▸ **Enunciado da tarefa**
Responda com base no texto sobre a liderança segundo Jesus, que vem abaixo:
1. Segundo a passagem bíblica citada, quem é o único Chefe?
2. De acordo com a mesma passagem, o que acontecerá a todo aquele que a si mesmo se exaltar?
3. Segundo o comentário final, a quais modelos de liderança o Senhor imprimiu um golpe de morte?

▸ **Texto para leitura**
* * * * * * *

Mas vocês não devem ser chamados ‘rabis’; um só é o Mestre de vocês, E TODOS VOCÊS SÃO IRMÃOS. A NINGUÉM NA TERRA CHAMEM ‘PAI’, porque vocês só têm um Pai, aquele que está nos céus. TAMPOUCO VOCÊS DEVEM SER CHAMADOS ‘CHEFES’, porquanto vocês têm um só Chefe. O Cristo. O maior entre vocês deverá ser servo. Pois todo aquele que a si mesmo se exaltar será humilhado, e todo aquele que a si mesmo se humilhar será exaltado.  (Mat. 23:8-12).

     O ensino de Cristo nesta passagem é o seguinte:

     Em suma, há um grande abismo entre a liderança segundo Jesus e o que vemos na maioria das modernas igrejas.  O Senhor imprimiu um golpe de morte aos modelos de liderança gentílicos/hierárquicos e judaicos/posicionais.

* * * * * * *

▸ **Dados fornecidos**
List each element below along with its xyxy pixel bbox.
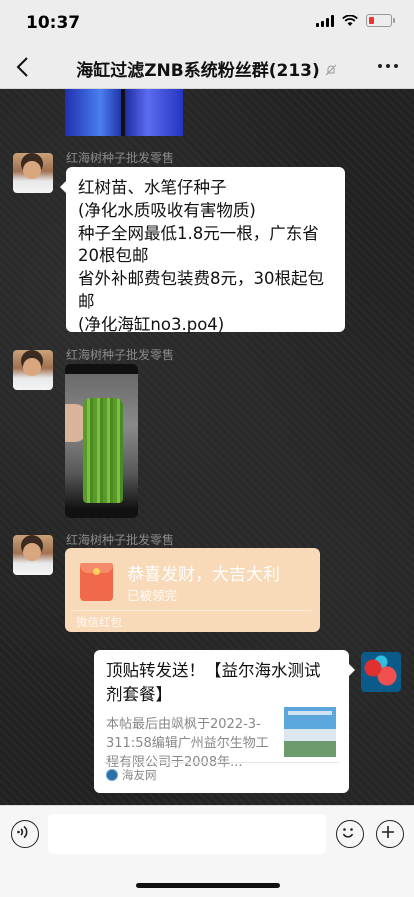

* * * * * * *

▸ **Resposta à tarefa**
1. O Cristo.
2. Será humilhado.
3. Aos modelos de liderança gentílicos/hierárquicos e judaicos/posicionais.